Rows from a dataset
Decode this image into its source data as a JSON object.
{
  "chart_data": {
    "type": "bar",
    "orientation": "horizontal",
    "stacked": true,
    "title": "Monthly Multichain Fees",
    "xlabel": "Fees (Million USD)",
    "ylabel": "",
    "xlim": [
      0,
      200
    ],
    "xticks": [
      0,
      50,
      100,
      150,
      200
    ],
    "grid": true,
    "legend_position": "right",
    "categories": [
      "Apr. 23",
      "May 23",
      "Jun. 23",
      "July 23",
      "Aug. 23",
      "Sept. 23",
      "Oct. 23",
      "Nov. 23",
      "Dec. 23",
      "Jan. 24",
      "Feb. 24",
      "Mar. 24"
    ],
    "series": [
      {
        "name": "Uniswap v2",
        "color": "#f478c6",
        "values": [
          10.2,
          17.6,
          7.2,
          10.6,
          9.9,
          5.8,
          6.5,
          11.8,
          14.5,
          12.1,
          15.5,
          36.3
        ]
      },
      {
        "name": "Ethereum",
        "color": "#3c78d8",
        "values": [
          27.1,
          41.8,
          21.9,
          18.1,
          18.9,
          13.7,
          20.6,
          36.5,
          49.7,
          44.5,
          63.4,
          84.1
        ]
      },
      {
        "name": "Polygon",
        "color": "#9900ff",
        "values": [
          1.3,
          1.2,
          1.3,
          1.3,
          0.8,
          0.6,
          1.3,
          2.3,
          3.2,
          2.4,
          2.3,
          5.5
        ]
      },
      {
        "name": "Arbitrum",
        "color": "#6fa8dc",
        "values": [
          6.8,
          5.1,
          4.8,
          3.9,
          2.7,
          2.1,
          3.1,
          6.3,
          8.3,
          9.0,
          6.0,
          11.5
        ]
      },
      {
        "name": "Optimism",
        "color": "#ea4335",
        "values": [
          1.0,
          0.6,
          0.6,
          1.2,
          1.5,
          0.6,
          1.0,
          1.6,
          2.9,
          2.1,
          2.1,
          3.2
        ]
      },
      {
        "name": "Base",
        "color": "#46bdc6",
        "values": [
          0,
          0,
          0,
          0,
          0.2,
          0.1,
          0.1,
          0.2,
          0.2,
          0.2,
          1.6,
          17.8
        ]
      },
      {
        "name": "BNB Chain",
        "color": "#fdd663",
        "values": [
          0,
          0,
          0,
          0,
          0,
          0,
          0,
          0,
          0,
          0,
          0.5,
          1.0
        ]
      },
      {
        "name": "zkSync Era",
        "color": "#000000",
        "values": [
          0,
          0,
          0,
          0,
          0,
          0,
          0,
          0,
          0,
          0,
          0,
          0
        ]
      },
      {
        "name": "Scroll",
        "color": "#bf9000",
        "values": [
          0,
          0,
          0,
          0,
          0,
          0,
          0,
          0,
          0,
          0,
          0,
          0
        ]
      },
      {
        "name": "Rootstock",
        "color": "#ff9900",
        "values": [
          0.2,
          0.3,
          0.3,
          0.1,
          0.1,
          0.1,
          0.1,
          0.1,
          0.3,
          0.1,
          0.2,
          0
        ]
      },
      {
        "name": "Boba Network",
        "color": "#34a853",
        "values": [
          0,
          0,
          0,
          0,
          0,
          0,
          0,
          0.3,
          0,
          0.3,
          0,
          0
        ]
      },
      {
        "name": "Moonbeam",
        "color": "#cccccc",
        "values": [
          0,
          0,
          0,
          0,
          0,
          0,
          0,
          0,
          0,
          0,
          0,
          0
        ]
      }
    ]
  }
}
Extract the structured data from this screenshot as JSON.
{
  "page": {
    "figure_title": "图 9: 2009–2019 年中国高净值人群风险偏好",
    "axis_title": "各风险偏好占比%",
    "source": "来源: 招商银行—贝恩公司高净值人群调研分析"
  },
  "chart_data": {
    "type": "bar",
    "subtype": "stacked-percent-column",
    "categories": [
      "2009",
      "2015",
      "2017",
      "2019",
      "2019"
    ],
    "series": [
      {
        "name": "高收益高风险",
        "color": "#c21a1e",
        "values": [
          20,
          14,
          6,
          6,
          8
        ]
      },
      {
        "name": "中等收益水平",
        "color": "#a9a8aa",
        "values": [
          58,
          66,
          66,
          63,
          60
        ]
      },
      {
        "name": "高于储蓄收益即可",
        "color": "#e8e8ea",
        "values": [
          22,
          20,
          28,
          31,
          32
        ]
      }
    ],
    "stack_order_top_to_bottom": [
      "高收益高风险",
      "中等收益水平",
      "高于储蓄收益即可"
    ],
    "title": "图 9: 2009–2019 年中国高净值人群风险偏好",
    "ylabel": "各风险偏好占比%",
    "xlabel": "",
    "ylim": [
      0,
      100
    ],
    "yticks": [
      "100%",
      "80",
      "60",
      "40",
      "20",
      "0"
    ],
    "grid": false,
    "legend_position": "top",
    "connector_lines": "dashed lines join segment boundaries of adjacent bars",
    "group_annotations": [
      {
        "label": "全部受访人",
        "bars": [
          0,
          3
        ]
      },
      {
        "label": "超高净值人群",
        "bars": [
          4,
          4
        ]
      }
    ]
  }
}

__DIRECTIVE__. Gather each line of the listing containing the word "stacked" and show it.

__RESULT__.
    "stacked": true,
    "subtype": "stacked-percent-column",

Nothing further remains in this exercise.